RECORDS FOR PROCESSING
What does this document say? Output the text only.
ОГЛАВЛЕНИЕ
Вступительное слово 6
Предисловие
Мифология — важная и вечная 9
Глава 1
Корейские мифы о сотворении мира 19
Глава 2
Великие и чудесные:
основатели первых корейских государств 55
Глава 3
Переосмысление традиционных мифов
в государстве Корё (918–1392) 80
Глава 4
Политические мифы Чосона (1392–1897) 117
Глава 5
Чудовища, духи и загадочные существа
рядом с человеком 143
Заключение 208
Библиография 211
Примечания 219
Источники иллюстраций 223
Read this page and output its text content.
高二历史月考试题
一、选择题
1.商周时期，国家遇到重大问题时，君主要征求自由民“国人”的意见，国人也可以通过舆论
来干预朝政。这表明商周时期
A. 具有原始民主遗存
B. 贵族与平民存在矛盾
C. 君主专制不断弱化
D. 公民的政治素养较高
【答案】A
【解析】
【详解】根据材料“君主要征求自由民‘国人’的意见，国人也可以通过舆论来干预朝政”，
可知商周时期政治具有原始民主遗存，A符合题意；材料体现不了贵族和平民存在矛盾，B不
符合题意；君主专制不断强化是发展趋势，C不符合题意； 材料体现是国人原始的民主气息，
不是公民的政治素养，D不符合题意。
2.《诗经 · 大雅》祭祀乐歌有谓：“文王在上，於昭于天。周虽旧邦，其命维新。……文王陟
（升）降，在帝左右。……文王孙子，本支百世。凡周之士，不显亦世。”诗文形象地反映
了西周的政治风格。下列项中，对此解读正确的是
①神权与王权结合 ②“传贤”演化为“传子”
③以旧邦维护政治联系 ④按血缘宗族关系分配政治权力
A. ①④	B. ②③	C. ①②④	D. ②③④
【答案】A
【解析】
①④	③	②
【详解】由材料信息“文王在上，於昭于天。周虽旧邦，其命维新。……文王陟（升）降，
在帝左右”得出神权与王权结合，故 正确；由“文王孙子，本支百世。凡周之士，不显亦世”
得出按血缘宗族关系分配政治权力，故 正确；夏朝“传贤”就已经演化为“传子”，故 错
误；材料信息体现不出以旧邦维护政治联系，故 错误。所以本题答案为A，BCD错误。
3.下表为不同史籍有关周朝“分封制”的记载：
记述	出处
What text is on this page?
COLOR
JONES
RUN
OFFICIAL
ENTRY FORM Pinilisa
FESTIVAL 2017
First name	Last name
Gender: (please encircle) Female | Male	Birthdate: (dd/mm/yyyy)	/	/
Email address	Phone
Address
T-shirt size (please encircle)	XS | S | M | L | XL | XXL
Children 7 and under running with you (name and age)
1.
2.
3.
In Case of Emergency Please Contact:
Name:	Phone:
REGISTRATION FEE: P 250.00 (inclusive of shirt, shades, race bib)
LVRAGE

WORK TO BE COMPLETED
Give an exact copy of all the data shown above.

EXERCISE OUTPUT
What does this document say? Output the text only.
ОГЛАВЛЕНИЕ
Вступительное слово 6
Предисловие
Мифология — важная и вечная 9
Глава 1
Корейские мифы о сотворении мира 19
Глава 2
Великие и чудесные:
основатели первых корейских государств 55
Глава 3
Переосмысление традиционных мифов
в государстве Корё (918–1392) 80
Глава 4
Политические мифы Чосона (1392–1897) 117
Глава 5
Чудовища, духи и загадочные существа
рядом с человеком 143
Заключение 208
Библиография 211
Примечания 219
Источники иллюстраций 223
Read this page and output its text content.
高二历史月考试题
一、选择题
1.商周时期，国家遇到重大问题时，君主要征求自由民“国人”的意见，国人也可以通过舆论
来干预朝政。这表明商周时期
A. 具有原始民主遗存
B. 贵族与平民存在矛盾
C. 君主专制不断弱化
D. 公民的政治素养较高
【答案】A
【解析】
【详解】根据材料“君主要征求自由民‘国人’的意见，国人也可以通过舆论来干预朝政”，
可知商周时期政治具有原始民主遗存，A符合题意；材料体现不了贵族和平民存在矛盾，B不
符合题意；君主专制不断强化是发展趋势，C不符合题意； 材料体现是国人原始的民主气息，
不是公民的政治素养，D不符合题意。
2.《诗经 · 大雅》祭祀乐歌有谓：“文王在上，於昭于天。周虽旧邦，其命维新。……文王陟
（升）降，在帝左右。……文王孙子，本支百世。凡周之士，不显亦世。”诗文形象地反映
了西周的政治风格。下列项中，对此解读正确的是
①神权与王权结合 ②“传贤”演化为“传子”
③以旧邦维护政治联系 ④按血缘宗族关系分配政治权力
A. ①④	B. ②③	C. ①②④	D. ②③④
【答案】A
【解析】
①④	③	②
【详解】由材料信息“文王在上，於昭于天。周虽旧邦，其命维新。……文王陟（升）降，
在帝左右”得出神权与王权结合，故 正确；由“文王孙子，本支百世。凡周之士，不显亦世”
得出按血缘宗族关系分配政治权力，故 正确；夏朝“传贤”就已经演化为“传子”，故 错
误；材料信息体现不出以旧邦维护政治联系，故 错误。所以本题答案为A，BCD错误。
3.下表为不同史籍有关周朝“分封制”的记载：
记述	出处
What text is on this page?
COLOR
JONES
RUN
OFFICIAL
ENTRY FORM Pinilisa
FESTIVAL 2017
First name	Last name
Gender: (please encircle) Female | Male	Birthdate: (dd/mm/yyyy)	/	/
Email address	Phone
Address
T-shirt size (please encircle)	XS | S | M | L | XL | XXL
Children 7 and under running with you (name and age)
1.
2.
3.
In Case of Emergency Please Contact:
Name:	Phone:
REGISTRATION FEE: P 250.00 (inclusive of shirt, shades, race bib)
LVRAGE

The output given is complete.